------ Data ------

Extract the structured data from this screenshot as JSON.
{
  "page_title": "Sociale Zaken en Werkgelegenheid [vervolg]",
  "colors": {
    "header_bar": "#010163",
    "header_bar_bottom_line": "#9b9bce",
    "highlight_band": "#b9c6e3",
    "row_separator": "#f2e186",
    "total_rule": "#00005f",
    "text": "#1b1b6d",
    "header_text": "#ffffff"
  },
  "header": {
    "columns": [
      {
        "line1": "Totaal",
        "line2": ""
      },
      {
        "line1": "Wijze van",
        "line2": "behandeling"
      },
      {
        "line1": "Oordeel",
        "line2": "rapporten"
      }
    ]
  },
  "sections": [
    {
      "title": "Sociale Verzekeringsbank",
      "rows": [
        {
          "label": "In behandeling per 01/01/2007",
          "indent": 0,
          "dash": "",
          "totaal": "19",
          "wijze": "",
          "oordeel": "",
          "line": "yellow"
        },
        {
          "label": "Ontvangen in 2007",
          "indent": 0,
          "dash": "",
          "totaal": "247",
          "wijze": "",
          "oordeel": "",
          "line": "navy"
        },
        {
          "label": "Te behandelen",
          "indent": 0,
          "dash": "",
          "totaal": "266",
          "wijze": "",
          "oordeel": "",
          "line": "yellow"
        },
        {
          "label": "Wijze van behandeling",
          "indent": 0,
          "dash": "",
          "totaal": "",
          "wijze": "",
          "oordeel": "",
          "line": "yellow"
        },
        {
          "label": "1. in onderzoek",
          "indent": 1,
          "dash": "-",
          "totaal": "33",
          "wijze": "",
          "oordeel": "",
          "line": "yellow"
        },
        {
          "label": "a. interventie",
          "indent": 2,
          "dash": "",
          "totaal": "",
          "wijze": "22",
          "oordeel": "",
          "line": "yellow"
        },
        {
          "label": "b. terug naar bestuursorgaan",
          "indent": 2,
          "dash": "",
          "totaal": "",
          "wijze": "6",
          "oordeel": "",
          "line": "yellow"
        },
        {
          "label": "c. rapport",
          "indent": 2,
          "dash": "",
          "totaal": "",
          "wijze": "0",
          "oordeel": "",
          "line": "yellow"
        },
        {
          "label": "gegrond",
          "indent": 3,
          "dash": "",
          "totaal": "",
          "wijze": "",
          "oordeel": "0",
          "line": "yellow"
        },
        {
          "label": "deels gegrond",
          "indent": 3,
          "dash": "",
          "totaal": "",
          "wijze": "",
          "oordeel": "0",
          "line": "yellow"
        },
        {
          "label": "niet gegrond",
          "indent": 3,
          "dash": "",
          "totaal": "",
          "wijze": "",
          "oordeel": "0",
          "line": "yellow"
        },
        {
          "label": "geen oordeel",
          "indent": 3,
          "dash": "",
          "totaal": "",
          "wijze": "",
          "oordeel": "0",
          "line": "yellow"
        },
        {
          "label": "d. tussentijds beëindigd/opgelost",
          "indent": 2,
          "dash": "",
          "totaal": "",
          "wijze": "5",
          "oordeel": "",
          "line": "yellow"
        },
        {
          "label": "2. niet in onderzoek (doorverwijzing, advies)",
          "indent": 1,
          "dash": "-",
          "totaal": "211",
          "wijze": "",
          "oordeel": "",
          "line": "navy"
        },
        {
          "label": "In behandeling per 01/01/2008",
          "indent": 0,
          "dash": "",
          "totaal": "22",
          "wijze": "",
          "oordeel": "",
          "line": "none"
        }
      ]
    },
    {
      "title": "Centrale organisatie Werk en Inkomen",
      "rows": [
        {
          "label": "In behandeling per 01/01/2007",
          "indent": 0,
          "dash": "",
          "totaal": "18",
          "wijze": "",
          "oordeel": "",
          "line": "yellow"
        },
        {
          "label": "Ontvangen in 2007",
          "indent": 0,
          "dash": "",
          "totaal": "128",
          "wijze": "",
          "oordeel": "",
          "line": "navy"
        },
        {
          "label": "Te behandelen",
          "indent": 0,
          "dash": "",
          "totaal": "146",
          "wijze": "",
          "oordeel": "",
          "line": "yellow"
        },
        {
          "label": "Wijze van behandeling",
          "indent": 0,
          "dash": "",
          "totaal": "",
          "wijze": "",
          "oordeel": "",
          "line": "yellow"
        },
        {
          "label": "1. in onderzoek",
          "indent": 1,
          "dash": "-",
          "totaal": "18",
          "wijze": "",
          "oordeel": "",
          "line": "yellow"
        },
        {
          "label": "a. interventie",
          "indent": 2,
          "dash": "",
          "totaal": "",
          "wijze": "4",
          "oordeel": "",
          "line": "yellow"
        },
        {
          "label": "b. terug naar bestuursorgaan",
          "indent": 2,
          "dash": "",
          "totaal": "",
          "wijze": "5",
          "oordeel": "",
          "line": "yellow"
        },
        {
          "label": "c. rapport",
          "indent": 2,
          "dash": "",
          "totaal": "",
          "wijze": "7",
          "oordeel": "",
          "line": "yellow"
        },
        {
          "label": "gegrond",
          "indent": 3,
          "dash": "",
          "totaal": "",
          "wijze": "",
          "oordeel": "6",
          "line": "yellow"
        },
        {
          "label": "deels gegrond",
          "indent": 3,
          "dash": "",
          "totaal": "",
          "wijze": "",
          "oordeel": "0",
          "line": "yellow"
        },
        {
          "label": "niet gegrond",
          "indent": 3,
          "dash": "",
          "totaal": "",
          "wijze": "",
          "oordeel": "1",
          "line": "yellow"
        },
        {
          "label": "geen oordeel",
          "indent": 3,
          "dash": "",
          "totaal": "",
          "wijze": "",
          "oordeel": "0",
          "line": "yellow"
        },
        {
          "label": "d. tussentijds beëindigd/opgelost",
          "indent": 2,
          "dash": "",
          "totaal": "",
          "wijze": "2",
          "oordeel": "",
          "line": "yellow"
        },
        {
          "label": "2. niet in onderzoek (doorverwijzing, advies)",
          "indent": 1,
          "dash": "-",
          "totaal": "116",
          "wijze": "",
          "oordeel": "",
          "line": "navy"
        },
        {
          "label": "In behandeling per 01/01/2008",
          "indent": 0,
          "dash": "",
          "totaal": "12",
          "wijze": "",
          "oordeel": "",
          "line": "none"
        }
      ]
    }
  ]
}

------

▸ What is needed
The word "Sociale" appears in how many lines of the data? Answer with only the number.

▸ Problem solution
2